Work to complete:
Identify the lines that contain the word "color" and copy each one.

Stored entries:
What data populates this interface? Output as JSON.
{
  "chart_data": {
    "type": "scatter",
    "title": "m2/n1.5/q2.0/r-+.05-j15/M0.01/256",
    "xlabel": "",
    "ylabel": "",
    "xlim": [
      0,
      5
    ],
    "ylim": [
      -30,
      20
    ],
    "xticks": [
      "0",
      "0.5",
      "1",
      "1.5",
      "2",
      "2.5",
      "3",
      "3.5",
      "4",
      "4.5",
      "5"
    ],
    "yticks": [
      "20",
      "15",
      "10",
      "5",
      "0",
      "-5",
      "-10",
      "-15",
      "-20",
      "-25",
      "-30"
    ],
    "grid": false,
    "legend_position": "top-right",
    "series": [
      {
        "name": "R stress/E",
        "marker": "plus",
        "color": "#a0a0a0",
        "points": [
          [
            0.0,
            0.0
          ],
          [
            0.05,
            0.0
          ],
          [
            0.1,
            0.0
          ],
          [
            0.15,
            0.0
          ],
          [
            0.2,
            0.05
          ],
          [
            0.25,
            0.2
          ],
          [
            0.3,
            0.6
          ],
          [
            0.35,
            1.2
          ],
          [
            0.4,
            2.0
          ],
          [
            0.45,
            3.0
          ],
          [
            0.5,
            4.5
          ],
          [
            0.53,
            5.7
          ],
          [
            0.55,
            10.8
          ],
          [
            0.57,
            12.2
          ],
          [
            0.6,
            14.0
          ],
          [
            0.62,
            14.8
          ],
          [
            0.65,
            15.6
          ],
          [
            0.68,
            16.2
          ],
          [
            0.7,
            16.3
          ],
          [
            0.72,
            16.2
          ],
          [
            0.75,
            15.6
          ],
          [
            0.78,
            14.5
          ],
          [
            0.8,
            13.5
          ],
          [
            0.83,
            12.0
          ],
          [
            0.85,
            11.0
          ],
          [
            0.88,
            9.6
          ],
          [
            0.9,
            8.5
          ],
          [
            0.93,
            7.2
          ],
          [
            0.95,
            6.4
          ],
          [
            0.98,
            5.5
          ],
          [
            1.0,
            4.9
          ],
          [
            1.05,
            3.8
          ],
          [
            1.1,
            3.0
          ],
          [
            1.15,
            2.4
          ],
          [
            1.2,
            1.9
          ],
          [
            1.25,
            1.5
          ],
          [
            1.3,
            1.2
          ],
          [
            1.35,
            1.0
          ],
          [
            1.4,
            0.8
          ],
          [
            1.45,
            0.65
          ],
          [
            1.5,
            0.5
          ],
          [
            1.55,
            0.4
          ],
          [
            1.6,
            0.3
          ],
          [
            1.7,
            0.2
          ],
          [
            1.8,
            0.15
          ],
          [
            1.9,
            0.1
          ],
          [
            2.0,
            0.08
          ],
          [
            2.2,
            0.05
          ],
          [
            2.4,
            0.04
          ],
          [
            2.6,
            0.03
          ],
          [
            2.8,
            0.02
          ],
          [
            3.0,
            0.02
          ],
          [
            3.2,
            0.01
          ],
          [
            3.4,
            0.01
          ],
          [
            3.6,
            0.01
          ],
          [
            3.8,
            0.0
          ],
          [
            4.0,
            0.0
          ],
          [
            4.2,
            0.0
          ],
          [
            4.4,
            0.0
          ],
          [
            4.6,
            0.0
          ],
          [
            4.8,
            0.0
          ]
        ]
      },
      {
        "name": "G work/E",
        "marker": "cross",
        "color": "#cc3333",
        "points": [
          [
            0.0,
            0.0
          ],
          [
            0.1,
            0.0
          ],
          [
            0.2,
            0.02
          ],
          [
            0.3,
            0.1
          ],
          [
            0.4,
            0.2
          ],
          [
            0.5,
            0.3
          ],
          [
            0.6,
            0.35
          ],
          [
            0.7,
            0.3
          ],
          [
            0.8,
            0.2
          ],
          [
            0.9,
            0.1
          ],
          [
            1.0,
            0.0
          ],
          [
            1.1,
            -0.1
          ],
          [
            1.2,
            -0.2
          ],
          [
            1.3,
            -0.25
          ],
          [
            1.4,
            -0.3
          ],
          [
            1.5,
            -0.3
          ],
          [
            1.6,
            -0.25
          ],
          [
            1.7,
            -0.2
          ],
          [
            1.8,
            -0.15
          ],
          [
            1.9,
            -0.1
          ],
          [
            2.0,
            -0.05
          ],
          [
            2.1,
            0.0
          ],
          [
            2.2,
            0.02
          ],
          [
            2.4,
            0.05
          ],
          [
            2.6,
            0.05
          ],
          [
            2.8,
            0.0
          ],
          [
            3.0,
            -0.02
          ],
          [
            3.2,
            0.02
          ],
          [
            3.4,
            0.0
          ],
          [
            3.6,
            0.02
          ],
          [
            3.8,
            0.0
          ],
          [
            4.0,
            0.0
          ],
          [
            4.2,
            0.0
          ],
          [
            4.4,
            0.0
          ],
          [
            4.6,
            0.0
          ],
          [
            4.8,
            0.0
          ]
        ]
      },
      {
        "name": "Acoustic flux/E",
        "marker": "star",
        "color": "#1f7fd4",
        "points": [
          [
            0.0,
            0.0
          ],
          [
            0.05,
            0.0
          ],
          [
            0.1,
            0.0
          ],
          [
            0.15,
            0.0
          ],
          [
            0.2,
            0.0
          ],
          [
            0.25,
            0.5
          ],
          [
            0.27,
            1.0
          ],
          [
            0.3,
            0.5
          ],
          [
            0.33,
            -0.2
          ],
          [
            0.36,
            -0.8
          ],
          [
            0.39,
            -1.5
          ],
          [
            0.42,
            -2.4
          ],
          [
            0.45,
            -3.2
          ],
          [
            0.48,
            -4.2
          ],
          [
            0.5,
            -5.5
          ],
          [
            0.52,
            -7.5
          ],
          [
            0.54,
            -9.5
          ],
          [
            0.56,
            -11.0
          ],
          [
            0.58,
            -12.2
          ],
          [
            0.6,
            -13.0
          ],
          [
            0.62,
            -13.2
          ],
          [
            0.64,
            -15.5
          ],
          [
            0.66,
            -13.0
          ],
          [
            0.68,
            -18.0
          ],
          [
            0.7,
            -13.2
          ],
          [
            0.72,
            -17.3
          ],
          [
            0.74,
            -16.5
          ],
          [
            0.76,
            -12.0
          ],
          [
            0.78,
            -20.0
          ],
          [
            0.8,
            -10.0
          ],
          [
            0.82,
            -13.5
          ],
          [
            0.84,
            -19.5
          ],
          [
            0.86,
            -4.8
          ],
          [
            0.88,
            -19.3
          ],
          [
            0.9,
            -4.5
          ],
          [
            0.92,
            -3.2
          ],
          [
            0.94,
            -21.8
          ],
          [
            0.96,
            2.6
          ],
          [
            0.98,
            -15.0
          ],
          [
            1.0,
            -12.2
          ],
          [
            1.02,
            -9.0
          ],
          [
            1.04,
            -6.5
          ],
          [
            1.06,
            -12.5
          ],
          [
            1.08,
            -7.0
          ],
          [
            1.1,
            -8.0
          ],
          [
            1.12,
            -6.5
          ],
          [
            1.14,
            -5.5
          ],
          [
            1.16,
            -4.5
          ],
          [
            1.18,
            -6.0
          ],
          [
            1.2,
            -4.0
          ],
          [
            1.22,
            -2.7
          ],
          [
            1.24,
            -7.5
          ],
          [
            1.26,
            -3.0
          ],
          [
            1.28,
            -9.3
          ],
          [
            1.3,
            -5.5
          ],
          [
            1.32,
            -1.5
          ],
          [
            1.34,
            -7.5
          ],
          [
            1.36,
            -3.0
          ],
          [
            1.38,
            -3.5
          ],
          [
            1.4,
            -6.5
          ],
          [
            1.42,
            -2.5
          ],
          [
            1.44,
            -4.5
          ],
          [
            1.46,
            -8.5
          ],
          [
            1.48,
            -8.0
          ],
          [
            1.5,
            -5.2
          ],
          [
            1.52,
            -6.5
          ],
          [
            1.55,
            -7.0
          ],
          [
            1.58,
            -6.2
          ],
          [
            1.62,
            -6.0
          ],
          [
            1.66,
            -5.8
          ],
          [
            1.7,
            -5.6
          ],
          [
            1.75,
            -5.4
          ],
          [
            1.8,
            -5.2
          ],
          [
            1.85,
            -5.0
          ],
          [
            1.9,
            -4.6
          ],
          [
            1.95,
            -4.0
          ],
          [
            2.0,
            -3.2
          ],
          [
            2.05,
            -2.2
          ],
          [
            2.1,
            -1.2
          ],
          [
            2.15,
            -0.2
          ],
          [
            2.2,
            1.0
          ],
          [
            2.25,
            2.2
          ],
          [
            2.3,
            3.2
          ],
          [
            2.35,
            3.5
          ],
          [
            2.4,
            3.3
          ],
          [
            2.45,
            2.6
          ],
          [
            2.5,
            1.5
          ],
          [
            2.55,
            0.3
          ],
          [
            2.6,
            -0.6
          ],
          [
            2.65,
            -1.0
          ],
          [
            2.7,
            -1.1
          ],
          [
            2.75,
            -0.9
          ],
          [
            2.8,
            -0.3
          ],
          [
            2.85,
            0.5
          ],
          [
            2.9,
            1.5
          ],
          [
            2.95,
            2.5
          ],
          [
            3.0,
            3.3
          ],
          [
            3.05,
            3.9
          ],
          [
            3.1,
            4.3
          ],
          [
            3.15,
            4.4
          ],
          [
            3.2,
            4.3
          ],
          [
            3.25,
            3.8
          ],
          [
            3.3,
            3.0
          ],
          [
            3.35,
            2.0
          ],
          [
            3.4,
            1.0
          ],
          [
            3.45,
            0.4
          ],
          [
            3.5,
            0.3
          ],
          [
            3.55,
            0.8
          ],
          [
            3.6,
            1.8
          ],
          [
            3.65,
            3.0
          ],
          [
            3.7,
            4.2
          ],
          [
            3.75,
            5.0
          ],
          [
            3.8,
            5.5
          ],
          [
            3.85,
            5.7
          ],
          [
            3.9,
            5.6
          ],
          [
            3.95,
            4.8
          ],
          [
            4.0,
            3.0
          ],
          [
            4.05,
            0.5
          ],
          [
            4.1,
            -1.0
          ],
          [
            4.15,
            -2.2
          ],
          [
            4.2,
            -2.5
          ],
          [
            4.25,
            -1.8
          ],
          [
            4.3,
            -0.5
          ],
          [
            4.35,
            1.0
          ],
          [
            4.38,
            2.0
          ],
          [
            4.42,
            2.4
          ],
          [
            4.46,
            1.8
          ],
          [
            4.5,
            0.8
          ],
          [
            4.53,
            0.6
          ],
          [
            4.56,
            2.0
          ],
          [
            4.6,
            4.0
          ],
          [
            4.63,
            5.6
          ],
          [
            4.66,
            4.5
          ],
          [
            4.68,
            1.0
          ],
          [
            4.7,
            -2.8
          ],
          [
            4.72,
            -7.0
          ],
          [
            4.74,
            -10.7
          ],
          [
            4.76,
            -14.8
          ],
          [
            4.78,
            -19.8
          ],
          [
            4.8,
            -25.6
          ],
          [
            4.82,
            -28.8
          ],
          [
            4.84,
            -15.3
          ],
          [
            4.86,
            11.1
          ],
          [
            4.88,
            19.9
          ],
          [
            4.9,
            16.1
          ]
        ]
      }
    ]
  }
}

Exercise answer:
        "color": "#a0a0a0",
        "color": "#cc3333",
        "color": "#1f7fd4",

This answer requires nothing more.